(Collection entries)
****************************************

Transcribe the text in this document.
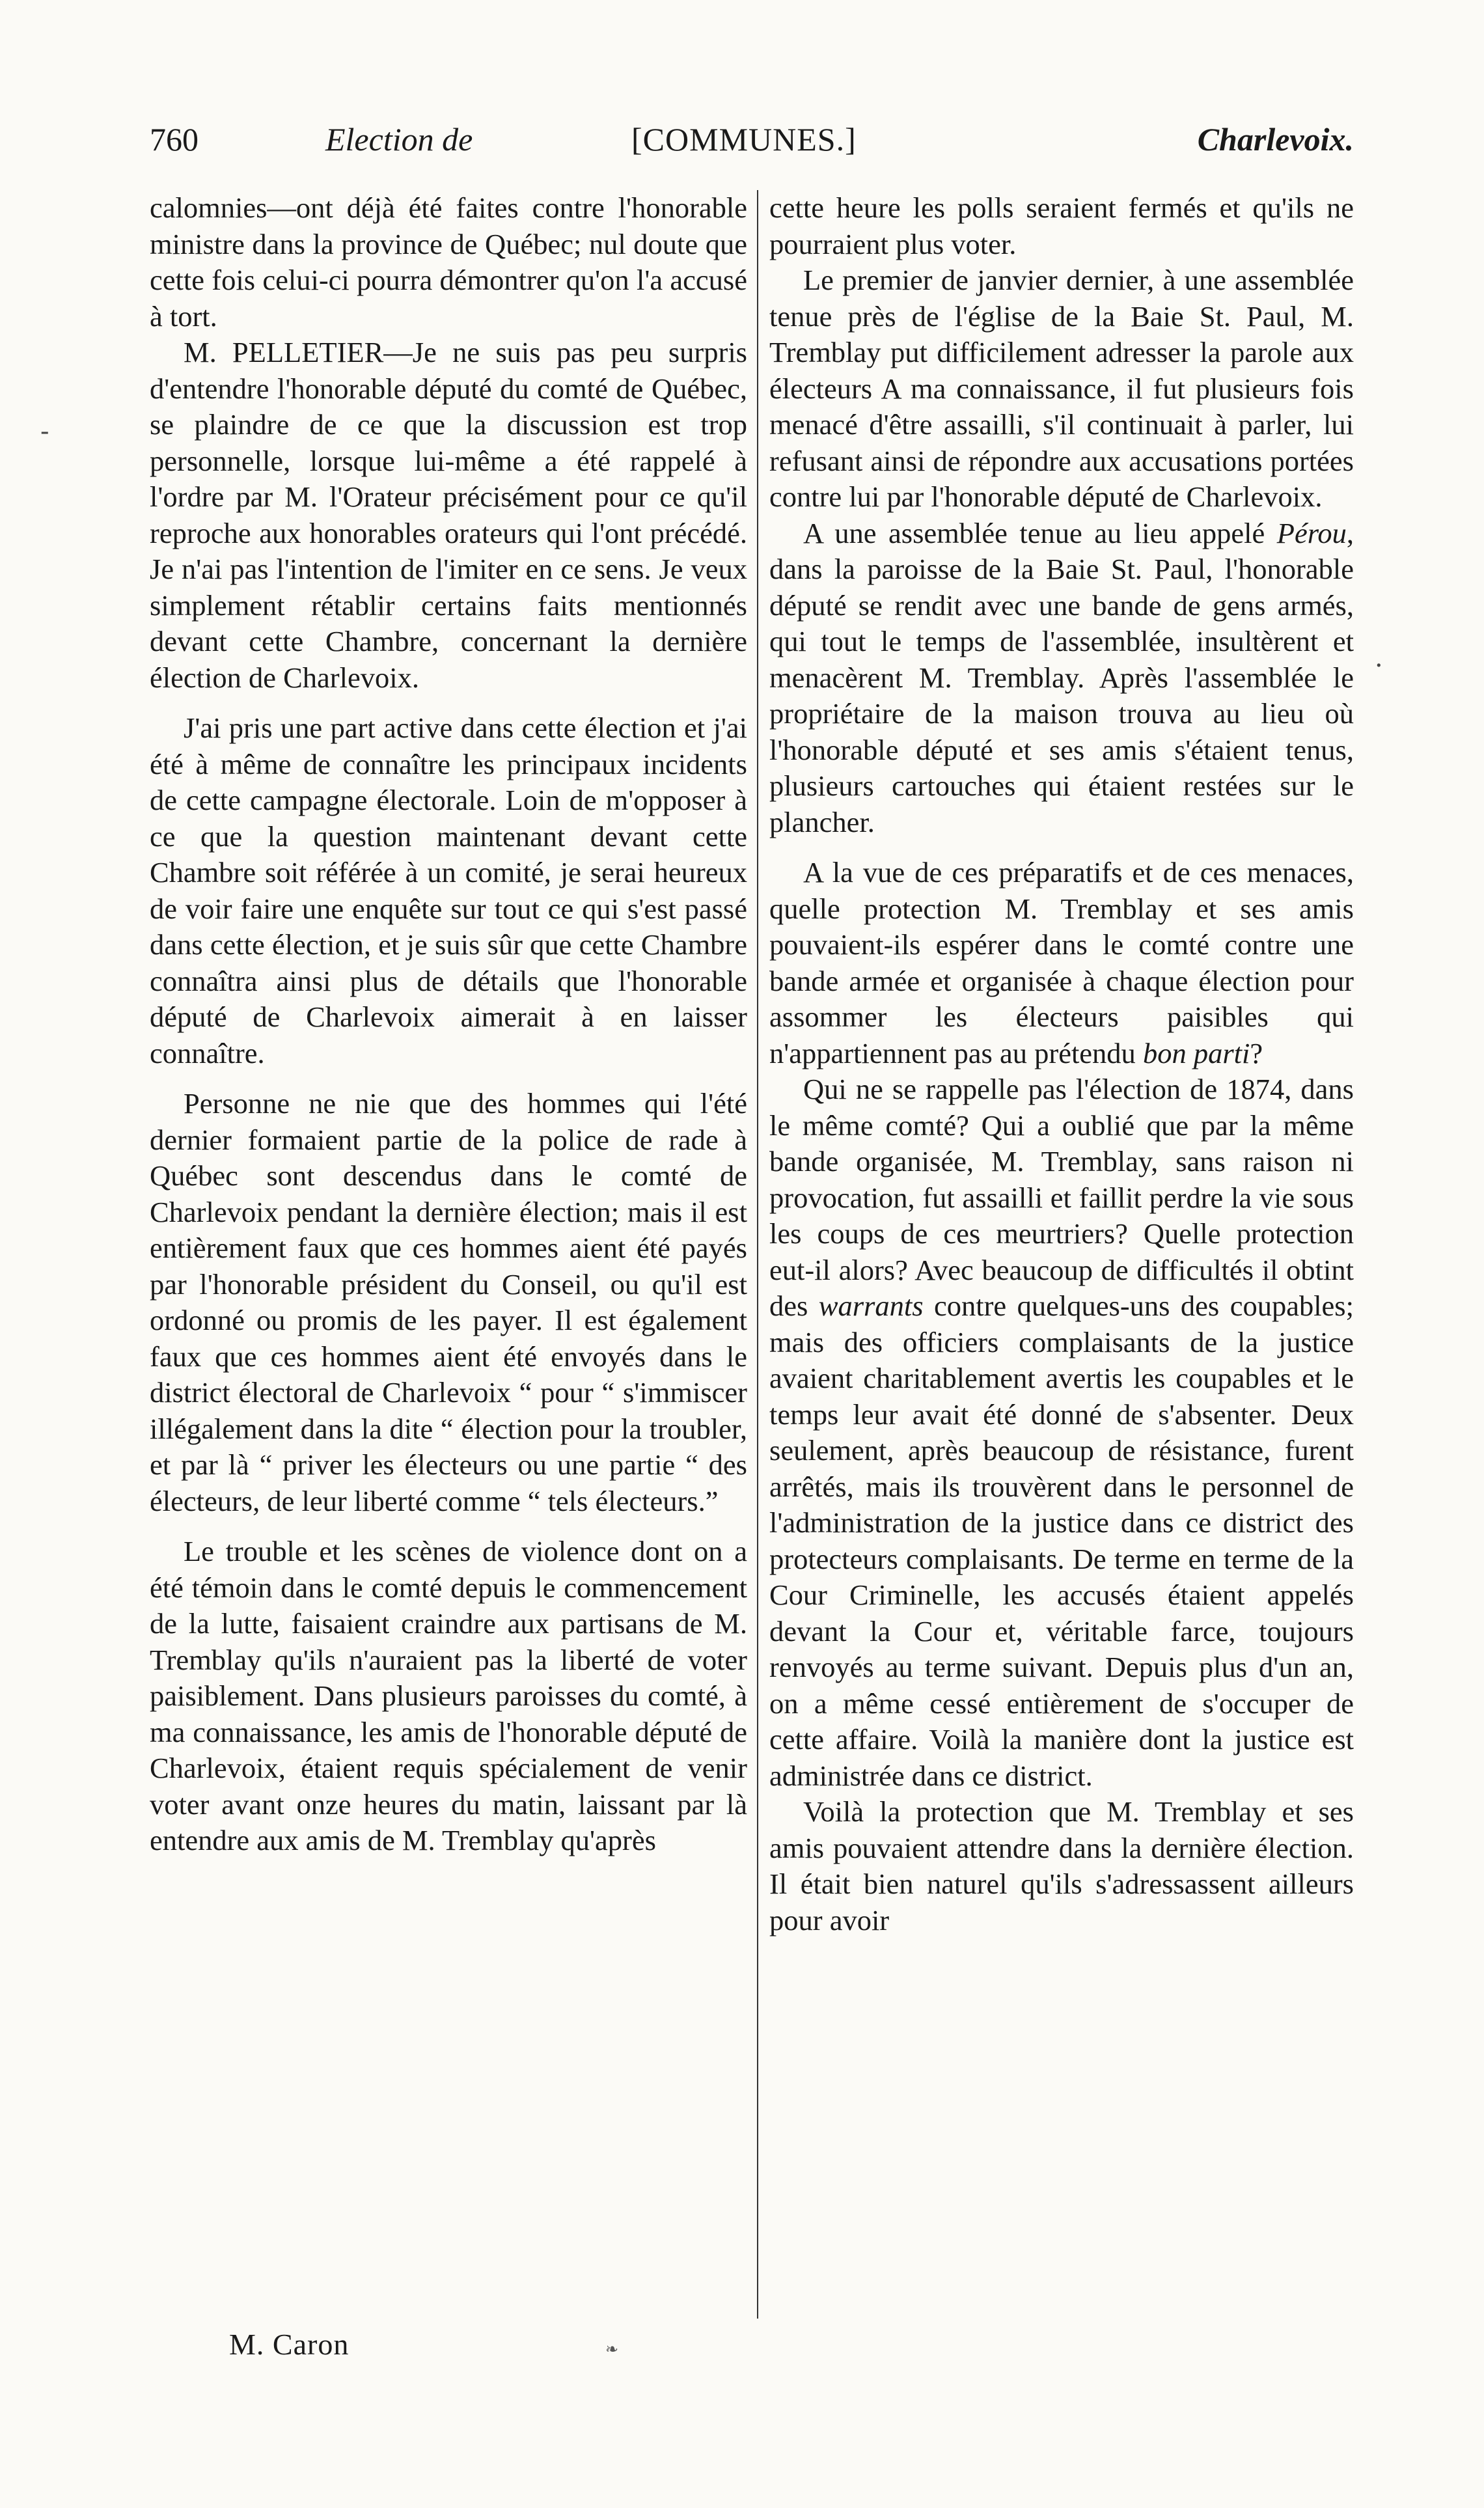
760	Election de	[COMMUNES.]	Charlevoix.

calomnies—ont déjà été faites contre l'honorable ministre dans la province de Québec; nul doute que cette fois celui-ci pourra démontrer qu'on l'a accusé à tort.

M. PELLETIER—Je ne suis pas peu surpris d'entendre l'honorable député du comté de Québec, se plaindre de ce que la discussion est trop personnelle, lorsque lui-même a été rappelé à l'ordre par M. l'Orateur précisément pour ce qu'il reproche aux honorables orateurs qui l'ont précédé. Je n'ai pas l'intention de l'imiter en ce sens. Je veux simplement rétablir certains faits mentionnés devant cette Chambre, concernant la dernière élection de Charlevoix.

J'ai pris une part active dans cette élection et j'ai été à même de connaître les principaux incidents de cette campagne électorale. Loin de m'opposer à ce que la question maintenant devant cette Chambre soit référée à un comité, je serai heureux de voir faire une enquête sur tout ce qui s'est passé dans cette élection, et je suis sûr que cette Chambre connaîtra ainsi plus de détails que l'honorable député de Charlevoix aimerait à en laisser connaître.

Personne ne nie que des hommes qui l'été dernier formaient partie de la police de rade à Québec sont descendus dans le comté de Charlevoix pendant la dernière élection; mais il est entièrement faux que ces hommes aient été payés par l'honorable président du Conseil, ou qu'il est ordonné ou promis de les payer. Il est également faux que ces hommes aient été envoyés dans le district électoral de Charlevoix “ pour “ s'immiscer illégalement dans la dite “ élection pour la troubler, et par là “ priver les électeurs ou une partie “ des électeurs, de leur liberté comme “ tels électeurs.”

Le trouble et les scènes de violence dont on a été témoin dans le comté depuis le commencement de la lutte, faisaient craindre aux partisans de M. Tremblay qu'ils n'auraient pas la liberté de voter paisiblement. Dans plusieurs paroisses du comté, à ma connaissance, les amis de l'honorable député de Charlevoix, étaient requis spécialement de venir voter avant onze heures du matin, laissant par là entendre aux amis de M. Tremblay qu'après

cette heure les polls seraient fermés et qu'ils ne pourraient plus voter.

Le premier de janvier dernier, à une assemblée tenue près de l'église de la Baie St. Paul, M. Tremblay put difficilement adresser la parole aux électeurs A ma connaissance, il fut plusieurs fois menacé d'être assailli, s'il continuait à parler, lui refusant ainsi de répondre aux accusations portées contre lui par l'honorable député de Charlevoix.

A une assemblée tenue au lieu appelé Pérou, dans la paroisse de la Baie St. Paul, l'honorable député se rendit avec une bande de gens armés, qui tout le temps de l'assemblée, insultèrent et menacèrent M. Tremblay. Après l'assemblée le propriétaire de la maison trouva au lieu où l'honorable député et ses amis s'étaient tenus, plusieurs cartouches qui étaient restées sur le plancher.

A la vue de ces préparatifs et de ces menaces, quelle protection M. Tremblay et ses amis pouvaient-ils espérer dans le comté contre une bande armée et organisée à chaque élection pour assommer les électeurs paisibles qui n'appartiennent pas au prétendu bon parti?

Qui ne se rappelle pas l'élection de 1874, dans le même comté? Qui a oublié que par la même bande organisée, M. Tremblay, sans raison ni provocation, fut assailli et faillit perdre la vie sous les coups de ces meurtriers? Quelle protection eut-il alors? Avec beaucoup de difficultés il obtint des warrants contre quelques-uns des coupables; mais des officiers complaisants de la justice avaient charitablement avertis les coupables et le temps leur avait été donné de s'absenter. Deux seulement, après beaucoup de résistance, furent arrêtés, mais ils trouvèrent dans le personnel de l'administration de la justice dans ce district des protecteurs complaisants. De terme en terme de la Cour Criminelle, les accusés étaient appelés devant la Cour et, véritable farce, toujours renvoyés au terme suivant. Depuis plus d'un an, on a même cessé entièrement de s'occuper de cette affaire. Voilà la manière dont la justice est administrée dans ce district.

Voilà la protection que M. Tremblay et ses amis pouvaient attendre dans la dernière élection. Il était bien naturel qu'ils s'adressassent ailleurs pour avoir

M. Caron	❧
-
·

****************************************

» **What you have to do**
Above are lines of data; state how many of them contain the word "voter", with no other output.

» **Exercise response**
2